• _Short exercise_
Tally the lines containing the word "Synthesis", and report the tally alone.

--- START Data extract ---

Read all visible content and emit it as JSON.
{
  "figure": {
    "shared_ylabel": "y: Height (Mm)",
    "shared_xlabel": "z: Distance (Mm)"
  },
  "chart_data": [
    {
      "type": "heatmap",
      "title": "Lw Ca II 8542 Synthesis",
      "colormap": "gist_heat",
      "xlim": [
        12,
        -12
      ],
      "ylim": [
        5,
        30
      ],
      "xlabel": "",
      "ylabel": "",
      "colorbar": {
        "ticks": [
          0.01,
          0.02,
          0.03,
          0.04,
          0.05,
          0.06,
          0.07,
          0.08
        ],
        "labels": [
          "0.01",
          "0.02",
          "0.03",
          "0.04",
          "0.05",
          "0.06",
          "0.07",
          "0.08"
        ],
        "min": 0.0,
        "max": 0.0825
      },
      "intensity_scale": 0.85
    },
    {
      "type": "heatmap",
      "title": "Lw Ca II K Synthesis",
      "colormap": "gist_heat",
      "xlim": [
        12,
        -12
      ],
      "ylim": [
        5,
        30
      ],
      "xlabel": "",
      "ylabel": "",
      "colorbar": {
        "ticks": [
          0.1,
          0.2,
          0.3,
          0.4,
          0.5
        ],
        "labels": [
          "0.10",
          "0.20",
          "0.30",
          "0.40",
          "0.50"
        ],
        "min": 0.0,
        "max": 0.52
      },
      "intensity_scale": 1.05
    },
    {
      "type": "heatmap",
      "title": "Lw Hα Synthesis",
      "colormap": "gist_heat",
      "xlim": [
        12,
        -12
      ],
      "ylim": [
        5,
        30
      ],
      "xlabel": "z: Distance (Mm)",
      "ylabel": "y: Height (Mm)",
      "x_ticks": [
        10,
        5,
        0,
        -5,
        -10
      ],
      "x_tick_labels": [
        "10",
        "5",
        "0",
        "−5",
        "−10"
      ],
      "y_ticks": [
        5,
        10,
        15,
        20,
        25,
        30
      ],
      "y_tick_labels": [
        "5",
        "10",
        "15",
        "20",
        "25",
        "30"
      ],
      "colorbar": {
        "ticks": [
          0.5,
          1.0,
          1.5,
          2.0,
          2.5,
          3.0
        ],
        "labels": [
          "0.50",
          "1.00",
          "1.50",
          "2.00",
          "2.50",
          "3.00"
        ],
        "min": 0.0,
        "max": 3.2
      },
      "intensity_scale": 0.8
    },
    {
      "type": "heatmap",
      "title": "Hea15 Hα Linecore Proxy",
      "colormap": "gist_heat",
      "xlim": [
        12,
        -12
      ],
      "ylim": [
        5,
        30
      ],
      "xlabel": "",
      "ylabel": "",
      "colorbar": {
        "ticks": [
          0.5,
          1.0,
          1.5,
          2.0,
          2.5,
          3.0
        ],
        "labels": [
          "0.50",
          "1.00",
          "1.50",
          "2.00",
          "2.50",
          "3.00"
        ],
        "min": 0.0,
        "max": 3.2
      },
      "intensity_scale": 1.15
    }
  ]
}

--- END Data extract ---

• _Task solution_
3